* **WRITTEN PROBLEM**
Reproduce all of the data exactly, with no line skipped.

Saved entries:
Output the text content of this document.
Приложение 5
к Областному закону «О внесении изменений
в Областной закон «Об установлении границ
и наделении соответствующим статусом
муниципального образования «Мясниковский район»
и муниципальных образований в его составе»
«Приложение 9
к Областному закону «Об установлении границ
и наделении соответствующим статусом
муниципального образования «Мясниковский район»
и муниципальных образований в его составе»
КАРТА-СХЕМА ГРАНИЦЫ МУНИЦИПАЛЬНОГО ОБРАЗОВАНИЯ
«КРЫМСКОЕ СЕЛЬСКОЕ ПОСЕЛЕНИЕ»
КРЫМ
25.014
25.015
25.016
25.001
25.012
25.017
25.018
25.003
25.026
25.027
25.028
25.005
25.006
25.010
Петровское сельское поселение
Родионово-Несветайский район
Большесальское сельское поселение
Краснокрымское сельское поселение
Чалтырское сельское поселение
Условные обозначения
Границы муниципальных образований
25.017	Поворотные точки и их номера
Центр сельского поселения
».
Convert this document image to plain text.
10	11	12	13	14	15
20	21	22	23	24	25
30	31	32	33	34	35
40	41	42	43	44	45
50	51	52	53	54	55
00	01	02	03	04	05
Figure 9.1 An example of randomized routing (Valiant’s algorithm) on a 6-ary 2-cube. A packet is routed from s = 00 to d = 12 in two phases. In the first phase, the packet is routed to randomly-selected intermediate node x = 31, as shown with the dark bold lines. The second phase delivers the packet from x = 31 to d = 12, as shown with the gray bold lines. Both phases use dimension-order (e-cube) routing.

* **EXERCISE OUTPUT**
Output the text content of this document.
Приложение 5
к Областному закону «О внесении изменений
в Областной закон «Об установлении границ
и наделении соответствующим статусом
муниципального образования «Мясниковский район»
и муниципальных образований в его составе»
«Приложение 9
к Областному закону «Об установлении границ
и наделении соответствующим статусом
муниципального образования «Мясниковский район»
и муниципальных образований в его составе»
КАРТА-СХЕМА ГРАНИЦЫ МУНИЦИПАЛЬНОГО ОБРАЗОВАНИЯ
«КРЫМСКОЕ СЕЛЬСКОЕ ПОСЕЛЕНИЕ»
КРЫМ
25.014
25.015
25.016
25.001
25.012
25.017
25.018
25.003
25.026
25.027
25.028
25.005
25.006
25.010
Петровское сельское поселение
Родионово-Несветайский район
Большесальское сельское поселение
Краснокрымское сельское поселение
Чалтырское сельское поселение
Условные обозначения
Границы муниципальных образований
25.017	Поворотные точки и их номера
Центр сельского поселения
».
Convert this document image to plain text.
10	11	12	13	14	15
20	21	22	23	24	25
30	31	32	33	34	35
40	41	42	43	44	45
50	51	52	53	54	55
00	01	02	03	04	05
Figure 9.1 An example of randomized routing (Valiant’s algorithm) on a 6-ary 2-cube. A packet is routed from s = 00 to d = 12 in two phases. In the first phase, the packet is routed to randomly-selected intermediate node x = 31, as shown with the dark bold lines. The second phase delivers the packet from x = 31 to d = 12, as shown with the gray bold lines. Both phases use dimension-order (e-cube) routing.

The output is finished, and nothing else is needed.